◆ **Work to do**
Look through the records below and give the number of lines holding the string "ylabel", nothing more.

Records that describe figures
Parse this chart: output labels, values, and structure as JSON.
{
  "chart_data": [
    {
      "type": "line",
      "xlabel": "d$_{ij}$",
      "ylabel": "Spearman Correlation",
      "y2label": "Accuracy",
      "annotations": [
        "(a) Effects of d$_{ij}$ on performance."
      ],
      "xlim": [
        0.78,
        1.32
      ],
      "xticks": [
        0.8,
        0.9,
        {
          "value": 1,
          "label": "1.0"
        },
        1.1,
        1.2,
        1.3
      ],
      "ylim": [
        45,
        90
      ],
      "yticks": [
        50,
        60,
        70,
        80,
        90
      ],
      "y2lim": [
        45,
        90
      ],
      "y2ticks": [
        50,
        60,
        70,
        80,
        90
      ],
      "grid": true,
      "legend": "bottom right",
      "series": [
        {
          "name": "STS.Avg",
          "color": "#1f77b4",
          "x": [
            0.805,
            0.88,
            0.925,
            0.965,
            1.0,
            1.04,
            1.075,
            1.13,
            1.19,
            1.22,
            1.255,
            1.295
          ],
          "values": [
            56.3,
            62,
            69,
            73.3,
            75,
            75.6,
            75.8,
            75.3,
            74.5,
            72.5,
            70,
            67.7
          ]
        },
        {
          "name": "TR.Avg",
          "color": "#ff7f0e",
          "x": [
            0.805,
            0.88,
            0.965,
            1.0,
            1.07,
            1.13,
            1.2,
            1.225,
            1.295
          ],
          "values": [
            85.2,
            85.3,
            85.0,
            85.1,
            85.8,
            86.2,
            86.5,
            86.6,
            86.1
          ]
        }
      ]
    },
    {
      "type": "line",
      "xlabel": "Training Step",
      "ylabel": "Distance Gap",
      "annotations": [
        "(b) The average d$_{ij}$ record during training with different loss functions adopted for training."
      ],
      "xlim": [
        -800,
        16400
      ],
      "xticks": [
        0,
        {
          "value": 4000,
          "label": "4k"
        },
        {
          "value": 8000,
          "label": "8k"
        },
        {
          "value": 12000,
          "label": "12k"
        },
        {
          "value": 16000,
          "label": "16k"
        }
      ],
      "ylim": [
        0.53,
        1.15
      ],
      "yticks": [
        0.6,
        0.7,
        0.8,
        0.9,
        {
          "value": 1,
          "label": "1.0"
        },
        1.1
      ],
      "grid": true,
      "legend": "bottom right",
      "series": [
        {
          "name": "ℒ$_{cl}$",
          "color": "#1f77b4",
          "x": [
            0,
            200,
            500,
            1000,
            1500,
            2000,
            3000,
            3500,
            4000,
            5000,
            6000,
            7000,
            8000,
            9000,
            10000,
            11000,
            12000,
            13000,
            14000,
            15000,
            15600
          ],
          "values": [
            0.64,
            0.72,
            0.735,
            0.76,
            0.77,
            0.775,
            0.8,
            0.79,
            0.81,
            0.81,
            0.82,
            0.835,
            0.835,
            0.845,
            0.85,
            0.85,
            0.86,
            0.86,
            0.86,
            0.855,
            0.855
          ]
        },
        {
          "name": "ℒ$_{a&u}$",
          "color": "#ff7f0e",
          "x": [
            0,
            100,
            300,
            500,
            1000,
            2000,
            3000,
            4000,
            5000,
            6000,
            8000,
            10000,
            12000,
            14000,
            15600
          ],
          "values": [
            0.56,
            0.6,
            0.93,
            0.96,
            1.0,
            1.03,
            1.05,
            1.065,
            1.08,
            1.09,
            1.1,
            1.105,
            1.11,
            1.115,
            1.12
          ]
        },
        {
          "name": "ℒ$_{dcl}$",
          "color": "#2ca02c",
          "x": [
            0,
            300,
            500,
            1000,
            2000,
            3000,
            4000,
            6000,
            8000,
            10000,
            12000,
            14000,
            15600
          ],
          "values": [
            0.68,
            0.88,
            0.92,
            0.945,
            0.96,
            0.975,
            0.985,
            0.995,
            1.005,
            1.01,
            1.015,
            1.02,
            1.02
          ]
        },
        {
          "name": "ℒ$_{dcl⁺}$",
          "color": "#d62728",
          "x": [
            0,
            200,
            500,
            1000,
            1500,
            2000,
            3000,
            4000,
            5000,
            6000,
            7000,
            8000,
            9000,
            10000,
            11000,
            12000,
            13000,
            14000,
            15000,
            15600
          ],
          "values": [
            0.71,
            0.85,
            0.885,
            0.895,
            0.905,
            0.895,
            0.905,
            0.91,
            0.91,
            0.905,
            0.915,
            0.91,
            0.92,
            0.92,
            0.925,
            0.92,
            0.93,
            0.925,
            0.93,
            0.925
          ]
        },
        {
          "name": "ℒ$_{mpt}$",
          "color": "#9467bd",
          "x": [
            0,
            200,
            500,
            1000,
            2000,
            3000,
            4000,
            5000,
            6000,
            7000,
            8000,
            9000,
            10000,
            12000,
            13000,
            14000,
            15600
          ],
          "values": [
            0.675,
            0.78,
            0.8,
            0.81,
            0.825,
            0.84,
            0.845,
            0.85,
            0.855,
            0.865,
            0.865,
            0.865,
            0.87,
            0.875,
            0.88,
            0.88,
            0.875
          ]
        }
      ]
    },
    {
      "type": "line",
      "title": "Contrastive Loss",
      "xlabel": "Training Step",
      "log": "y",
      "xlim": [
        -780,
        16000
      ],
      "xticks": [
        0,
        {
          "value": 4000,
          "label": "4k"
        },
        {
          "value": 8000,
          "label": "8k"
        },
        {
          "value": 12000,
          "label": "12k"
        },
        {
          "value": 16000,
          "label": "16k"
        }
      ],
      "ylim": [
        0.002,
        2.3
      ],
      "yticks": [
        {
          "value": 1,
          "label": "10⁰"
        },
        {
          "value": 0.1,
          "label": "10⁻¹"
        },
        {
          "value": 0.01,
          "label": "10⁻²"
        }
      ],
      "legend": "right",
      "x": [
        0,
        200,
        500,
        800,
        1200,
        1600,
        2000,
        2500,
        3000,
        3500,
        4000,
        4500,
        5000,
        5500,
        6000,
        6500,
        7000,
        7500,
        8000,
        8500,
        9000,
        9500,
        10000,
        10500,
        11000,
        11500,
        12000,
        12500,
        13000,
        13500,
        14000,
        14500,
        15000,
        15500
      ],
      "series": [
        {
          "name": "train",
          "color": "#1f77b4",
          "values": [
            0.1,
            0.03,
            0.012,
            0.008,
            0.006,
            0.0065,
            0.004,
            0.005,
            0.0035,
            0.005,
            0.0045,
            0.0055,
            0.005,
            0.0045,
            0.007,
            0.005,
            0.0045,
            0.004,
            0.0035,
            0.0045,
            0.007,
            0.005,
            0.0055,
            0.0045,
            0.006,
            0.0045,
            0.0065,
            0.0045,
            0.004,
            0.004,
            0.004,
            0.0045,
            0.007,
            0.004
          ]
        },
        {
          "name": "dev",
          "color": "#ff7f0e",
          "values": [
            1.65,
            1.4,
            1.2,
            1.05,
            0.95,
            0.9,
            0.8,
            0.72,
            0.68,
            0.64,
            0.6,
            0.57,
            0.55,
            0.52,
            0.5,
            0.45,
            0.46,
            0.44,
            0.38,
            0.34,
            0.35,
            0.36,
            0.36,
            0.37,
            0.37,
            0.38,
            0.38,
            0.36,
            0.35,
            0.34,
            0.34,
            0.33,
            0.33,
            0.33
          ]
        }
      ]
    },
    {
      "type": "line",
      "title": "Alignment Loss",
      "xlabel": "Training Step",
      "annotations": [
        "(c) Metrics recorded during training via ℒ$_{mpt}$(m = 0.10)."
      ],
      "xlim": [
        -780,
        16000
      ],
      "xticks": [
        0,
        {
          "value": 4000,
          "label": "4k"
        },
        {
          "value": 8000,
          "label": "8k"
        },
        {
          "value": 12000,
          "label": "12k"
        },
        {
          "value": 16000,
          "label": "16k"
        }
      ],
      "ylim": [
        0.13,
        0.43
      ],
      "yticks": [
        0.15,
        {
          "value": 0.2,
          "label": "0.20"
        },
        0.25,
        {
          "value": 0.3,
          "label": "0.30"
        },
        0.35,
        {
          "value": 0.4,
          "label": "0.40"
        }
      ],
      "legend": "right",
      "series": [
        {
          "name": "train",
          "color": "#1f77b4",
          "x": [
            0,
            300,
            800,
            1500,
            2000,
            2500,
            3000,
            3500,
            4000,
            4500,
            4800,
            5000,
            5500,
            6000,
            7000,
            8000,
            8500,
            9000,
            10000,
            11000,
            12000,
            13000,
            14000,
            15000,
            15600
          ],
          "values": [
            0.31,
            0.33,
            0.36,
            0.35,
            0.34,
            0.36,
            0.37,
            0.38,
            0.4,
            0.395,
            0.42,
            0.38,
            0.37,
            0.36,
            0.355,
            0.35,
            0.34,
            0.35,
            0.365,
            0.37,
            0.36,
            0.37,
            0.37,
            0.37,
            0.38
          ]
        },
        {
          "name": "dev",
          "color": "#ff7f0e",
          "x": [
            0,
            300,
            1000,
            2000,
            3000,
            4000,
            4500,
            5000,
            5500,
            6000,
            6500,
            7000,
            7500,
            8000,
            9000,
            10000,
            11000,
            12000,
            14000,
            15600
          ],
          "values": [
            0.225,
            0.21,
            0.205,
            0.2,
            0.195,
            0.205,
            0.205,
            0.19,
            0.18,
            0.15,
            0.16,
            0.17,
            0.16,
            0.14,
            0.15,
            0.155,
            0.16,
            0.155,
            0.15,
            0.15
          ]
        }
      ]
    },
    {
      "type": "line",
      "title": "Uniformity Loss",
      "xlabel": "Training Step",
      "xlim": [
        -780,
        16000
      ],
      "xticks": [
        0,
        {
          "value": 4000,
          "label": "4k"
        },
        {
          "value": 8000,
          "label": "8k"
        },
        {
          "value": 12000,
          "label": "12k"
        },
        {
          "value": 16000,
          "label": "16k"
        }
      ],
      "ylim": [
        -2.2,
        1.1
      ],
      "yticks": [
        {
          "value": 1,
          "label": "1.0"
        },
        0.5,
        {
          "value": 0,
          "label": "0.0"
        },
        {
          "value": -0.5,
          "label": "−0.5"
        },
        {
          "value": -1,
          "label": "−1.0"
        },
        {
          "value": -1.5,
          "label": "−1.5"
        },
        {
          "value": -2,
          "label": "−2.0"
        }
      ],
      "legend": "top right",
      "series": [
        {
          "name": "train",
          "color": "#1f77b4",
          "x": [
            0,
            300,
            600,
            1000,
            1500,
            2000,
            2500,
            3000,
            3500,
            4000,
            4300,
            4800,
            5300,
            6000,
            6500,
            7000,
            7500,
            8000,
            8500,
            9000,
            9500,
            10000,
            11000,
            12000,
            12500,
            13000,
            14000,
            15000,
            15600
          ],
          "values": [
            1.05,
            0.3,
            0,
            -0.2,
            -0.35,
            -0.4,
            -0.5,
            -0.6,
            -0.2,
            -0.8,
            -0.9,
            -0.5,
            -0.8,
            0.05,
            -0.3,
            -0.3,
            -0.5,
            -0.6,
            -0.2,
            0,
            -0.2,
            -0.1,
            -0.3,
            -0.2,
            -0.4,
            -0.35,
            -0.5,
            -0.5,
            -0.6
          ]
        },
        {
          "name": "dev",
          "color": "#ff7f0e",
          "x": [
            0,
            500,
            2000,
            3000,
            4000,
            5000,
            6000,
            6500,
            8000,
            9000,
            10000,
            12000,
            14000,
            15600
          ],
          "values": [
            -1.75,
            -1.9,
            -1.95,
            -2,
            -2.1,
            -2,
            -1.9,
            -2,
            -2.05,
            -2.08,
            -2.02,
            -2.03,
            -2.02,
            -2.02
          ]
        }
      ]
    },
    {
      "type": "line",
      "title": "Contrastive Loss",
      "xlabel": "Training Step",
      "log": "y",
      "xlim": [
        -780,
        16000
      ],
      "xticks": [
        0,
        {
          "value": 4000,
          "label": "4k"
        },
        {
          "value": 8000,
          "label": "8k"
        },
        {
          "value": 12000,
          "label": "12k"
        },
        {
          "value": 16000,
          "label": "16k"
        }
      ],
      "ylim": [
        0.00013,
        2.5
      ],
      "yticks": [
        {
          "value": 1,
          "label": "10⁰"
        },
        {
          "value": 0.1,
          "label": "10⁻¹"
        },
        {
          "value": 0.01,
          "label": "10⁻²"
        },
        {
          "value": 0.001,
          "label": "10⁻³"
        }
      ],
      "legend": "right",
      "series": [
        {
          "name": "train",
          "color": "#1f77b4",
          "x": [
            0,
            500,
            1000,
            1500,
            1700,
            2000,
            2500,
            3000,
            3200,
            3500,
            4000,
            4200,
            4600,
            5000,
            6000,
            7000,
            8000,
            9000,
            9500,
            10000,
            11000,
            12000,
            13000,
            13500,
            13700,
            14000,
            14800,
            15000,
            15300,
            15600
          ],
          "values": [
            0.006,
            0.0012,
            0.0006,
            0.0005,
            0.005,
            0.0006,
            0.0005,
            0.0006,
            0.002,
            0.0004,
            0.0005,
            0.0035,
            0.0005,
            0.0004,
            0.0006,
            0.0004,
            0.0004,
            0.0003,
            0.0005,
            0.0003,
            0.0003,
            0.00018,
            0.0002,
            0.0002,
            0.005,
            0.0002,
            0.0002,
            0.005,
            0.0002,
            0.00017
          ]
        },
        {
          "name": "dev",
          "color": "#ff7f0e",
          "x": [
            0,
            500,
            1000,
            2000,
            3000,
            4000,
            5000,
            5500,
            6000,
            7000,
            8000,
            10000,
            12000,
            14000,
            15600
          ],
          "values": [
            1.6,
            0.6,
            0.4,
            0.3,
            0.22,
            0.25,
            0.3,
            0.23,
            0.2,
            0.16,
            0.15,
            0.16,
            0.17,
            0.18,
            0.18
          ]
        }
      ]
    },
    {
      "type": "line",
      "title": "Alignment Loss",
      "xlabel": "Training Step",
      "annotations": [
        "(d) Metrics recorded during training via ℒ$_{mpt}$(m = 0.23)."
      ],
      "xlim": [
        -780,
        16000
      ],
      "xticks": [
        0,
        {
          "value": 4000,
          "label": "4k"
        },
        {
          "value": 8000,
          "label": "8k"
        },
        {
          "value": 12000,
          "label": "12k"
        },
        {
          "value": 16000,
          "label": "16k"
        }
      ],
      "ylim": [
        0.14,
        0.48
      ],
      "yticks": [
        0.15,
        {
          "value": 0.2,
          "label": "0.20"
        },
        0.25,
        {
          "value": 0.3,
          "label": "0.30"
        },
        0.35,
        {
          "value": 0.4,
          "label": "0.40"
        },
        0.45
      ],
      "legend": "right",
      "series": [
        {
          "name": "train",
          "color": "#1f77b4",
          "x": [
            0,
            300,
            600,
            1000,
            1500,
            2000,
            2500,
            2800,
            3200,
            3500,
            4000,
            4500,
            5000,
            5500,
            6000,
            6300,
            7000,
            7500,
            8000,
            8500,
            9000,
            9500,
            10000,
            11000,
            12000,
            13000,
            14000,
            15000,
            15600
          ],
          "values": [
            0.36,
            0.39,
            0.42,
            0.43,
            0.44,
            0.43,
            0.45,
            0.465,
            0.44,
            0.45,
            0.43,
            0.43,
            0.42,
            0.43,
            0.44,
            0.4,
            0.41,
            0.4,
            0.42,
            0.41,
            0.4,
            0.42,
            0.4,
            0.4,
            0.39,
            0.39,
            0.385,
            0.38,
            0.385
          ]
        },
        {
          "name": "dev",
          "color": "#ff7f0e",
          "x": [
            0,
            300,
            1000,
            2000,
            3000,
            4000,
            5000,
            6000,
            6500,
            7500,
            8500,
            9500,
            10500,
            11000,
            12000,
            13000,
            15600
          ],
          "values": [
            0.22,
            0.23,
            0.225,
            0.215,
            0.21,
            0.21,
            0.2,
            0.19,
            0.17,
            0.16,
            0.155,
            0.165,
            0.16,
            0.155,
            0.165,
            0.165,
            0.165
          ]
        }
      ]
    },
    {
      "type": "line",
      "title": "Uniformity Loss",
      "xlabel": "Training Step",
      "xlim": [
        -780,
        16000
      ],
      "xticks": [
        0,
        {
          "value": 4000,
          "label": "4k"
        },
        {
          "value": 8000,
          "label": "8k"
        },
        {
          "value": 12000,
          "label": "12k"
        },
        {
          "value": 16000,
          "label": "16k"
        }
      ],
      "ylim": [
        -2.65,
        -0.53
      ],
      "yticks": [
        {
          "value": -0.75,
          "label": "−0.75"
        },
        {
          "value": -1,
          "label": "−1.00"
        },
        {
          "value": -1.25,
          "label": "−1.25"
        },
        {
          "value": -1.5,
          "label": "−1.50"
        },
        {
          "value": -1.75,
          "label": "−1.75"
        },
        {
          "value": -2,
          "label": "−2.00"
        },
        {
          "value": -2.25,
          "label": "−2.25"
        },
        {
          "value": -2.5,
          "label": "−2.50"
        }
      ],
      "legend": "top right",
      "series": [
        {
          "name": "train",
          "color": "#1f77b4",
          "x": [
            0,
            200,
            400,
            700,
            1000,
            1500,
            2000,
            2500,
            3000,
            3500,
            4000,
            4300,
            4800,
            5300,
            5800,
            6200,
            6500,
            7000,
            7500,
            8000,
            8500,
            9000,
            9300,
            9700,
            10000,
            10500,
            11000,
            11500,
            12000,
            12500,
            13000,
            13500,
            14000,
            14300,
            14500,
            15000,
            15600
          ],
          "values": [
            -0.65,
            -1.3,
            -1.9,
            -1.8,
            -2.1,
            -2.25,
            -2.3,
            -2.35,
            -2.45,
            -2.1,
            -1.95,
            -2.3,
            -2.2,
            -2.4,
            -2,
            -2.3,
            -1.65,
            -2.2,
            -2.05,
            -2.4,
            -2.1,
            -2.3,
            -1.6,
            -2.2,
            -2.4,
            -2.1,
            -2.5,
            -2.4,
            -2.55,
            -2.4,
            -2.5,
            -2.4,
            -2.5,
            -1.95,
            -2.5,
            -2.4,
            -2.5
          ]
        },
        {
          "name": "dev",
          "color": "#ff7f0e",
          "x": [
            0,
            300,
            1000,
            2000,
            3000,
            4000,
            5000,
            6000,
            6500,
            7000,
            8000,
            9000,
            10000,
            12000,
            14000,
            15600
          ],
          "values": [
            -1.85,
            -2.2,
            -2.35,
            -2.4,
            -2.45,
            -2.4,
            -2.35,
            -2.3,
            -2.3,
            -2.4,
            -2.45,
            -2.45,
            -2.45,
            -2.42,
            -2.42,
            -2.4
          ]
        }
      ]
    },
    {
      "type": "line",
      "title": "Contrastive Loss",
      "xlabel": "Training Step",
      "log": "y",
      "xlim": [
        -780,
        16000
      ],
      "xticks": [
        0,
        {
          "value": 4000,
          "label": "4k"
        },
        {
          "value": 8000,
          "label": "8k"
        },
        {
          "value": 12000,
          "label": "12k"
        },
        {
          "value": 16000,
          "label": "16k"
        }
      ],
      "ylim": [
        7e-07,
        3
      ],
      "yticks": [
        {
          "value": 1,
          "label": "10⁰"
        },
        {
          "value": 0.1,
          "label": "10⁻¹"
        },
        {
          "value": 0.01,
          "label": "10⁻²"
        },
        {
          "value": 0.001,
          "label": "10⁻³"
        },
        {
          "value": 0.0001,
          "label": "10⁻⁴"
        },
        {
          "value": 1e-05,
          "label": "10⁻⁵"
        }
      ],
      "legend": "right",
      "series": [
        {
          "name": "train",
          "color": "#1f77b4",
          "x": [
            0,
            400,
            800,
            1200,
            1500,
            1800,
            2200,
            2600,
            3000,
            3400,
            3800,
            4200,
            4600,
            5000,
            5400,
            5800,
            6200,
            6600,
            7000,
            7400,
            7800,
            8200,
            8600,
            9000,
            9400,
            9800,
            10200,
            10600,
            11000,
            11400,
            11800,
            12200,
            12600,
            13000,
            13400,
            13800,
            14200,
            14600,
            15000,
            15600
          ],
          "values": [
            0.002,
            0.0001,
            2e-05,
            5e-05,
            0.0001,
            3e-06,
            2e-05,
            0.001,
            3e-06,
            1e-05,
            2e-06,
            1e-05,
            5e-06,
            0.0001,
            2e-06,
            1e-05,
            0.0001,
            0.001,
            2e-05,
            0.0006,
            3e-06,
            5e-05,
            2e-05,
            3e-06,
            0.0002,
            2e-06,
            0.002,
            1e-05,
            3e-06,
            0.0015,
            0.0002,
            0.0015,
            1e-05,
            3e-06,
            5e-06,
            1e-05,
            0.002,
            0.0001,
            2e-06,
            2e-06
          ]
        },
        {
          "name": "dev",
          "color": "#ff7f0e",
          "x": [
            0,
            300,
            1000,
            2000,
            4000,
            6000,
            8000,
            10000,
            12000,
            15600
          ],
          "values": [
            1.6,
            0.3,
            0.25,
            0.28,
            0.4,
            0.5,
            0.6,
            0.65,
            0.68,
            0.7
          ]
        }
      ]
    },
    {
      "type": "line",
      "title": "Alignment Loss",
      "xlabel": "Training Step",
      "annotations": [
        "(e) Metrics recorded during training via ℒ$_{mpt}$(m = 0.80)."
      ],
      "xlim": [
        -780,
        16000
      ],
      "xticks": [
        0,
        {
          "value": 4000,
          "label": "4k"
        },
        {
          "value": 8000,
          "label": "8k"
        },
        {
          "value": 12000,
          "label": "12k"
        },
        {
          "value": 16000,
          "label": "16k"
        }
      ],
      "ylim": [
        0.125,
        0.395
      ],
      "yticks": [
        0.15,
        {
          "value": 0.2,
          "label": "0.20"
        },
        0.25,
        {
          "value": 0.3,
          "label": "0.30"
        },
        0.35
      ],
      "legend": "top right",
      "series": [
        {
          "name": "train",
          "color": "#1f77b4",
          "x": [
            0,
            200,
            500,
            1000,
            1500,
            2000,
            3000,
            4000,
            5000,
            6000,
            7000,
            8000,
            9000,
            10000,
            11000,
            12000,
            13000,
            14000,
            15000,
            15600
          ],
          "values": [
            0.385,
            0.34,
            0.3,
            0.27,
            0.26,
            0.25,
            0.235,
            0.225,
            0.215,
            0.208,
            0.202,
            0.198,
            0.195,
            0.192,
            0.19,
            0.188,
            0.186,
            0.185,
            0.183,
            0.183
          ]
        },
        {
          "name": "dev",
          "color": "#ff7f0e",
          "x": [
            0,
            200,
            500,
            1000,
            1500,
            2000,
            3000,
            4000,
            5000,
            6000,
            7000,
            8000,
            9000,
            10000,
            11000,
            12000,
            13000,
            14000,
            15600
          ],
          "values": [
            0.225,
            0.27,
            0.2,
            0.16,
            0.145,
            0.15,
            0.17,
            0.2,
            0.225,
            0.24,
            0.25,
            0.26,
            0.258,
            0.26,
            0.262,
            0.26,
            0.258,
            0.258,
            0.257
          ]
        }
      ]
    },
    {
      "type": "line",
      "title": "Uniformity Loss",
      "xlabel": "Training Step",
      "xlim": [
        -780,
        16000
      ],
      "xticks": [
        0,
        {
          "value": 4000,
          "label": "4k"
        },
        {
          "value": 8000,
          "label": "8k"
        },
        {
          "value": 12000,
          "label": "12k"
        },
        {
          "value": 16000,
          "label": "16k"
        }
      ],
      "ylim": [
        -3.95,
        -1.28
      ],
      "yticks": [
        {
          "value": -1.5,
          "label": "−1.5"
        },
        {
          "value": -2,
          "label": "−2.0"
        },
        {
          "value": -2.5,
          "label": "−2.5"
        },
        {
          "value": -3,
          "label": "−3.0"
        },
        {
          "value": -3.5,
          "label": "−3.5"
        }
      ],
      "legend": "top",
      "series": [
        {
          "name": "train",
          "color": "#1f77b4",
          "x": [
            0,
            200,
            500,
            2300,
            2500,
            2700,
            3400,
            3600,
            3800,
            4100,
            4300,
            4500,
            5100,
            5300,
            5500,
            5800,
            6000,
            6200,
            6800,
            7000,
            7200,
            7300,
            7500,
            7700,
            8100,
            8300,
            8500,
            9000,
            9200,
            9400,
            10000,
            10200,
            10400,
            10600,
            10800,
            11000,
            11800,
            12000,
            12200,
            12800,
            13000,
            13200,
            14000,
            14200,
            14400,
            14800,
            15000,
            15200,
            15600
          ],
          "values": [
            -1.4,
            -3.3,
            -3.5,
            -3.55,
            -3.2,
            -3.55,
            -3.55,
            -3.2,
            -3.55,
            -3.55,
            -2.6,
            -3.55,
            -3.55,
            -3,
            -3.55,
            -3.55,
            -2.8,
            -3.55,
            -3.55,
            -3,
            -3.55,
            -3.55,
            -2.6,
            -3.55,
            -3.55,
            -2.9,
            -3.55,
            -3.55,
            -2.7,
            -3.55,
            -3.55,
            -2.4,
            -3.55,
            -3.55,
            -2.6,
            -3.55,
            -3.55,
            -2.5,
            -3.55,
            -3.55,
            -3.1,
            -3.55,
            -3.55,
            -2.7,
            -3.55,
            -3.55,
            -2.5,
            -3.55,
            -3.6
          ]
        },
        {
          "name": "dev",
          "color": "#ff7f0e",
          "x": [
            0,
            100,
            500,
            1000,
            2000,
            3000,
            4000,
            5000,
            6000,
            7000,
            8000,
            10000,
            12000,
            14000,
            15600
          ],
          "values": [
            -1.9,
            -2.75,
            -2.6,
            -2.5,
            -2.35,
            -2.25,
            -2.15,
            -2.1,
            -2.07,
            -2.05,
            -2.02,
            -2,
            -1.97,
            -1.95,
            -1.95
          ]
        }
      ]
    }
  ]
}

◆ **The completed task**
2